start Stored rows
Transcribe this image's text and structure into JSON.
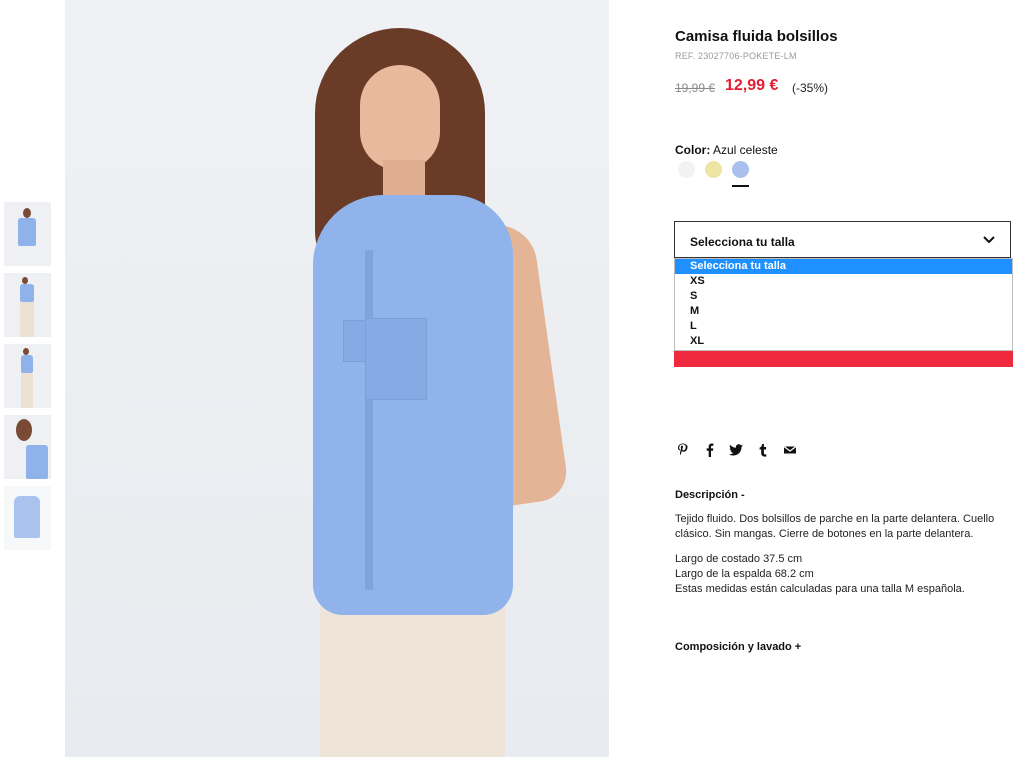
{
  "product": {
    "title": "Camisa fluida bolsillos",
    "ref": "REF. 23027706-POKETE-LM",
    "old_price": "19,99 €",
    "new_price": "12,99 €",
    "discount": "(-35%)"
  },
  "color": {
    "label": "Color:",
    "value": "Azul celeste",
    "swatches": [
      {
        "name": "blanco",
        "hex": "#f2f2f2"
      },
      {
        "name": "amarillo",
        "hex": "#ece5a3"
      },
      {
        "name": "azul celeste",
        "hex": "#a9c0ee"
      }
    ],
    "selected_index": 2
  },
  "size": {
    "select_label": "Selecciona tu talla",
    "options": [
      "Selecciona tu talla",
      "XS",
      "S",
      "M",
      "L",
      "XL"
    ],
    "highlighted_index": 0
  },
  "social": [
    "pinterest-icon",
    "facebook-icon",
    "twitter-icon",
    "tumblr-icon",
    "email-icon"
  ],
  "description": {
    "heading": "Descripción  -",
    "paragraph": "Tejido fluido. Dos bolsillos de parche en la parte delantera. Cuello clásico. Sin mangas. Cierre de botones en la parte delantera.",
    "measure_1": "Largo de costado 37.5 cm",
    "measure_2": "Largo de la espalda 68.2 cm",
    "measure_3": "Estas medidas están calculadas para una talla M española."
  },
  "composition": {
    "heading": "Composición y lavado  +"
  },
  "colors": {
    "price_red": "#e01f32",
    "button_red": "#ef2a3e",
    "option_highlight": "#1e90ff",
    "shirt_blue": "#8fb3ea"
  }
}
end Stored rows
Task instructions: From the entries above, copy out every line where the string "heading" appears.

Reply to the task:
    "heading": "Descripción  -",
    "heading": "Composición y lavado  +"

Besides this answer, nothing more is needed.